__Job__. Pull out each line of the data that includes the word "name".

────

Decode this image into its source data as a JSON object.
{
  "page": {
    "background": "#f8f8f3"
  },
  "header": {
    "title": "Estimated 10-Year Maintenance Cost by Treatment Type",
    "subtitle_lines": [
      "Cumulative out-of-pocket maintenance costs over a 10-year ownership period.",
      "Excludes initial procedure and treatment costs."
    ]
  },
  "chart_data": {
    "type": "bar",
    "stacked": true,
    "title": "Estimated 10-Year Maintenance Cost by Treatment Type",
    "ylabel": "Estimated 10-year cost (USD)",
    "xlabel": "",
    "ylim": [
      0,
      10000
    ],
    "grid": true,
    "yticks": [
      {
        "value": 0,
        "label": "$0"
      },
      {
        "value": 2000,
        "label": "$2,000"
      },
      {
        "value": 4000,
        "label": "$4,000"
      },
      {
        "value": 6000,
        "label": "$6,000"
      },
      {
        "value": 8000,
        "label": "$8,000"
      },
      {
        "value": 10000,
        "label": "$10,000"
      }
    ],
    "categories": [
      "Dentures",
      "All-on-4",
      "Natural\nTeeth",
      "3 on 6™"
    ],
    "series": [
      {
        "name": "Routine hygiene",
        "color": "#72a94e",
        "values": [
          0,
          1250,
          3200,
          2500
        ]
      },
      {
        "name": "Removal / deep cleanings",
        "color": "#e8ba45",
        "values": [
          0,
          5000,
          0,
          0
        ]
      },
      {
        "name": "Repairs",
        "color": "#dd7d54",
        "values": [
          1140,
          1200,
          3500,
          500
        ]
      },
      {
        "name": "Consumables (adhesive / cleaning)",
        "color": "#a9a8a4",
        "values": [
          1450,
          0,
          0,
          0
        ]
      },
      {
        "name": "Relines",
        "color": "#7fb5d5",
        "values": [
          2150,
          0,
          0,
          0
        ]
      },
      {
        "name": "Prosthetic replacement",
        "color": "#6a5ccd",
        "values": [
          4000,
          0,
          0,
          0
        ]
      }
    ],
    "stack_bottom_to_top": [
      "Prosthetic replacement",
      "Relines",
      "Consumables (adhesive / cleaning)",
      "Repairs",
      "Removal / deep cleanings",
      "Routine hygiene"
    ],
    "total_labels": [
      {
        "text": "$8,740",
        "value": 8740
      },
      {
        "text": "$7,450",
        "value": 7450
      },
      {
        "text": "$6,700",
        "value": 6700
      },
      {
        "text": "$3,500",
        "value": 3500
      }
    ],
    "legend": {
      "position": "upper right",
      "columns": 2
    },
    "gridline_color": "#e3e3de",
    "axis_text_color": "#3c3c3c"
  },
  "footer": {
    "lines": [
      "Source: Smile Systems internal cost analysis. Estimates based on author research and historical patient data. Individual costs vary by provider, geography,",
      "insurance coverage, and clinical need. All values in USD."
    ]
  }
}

────

__Problem solution__.
        "name": "Routine hygiene",
        "name": "Removal / deep cleanings",
        "name": "Repairs",
        "name": "Consumables (adhesive / cleaning)",
        "name": "Relines",
        "name": "Prosthetic replacement",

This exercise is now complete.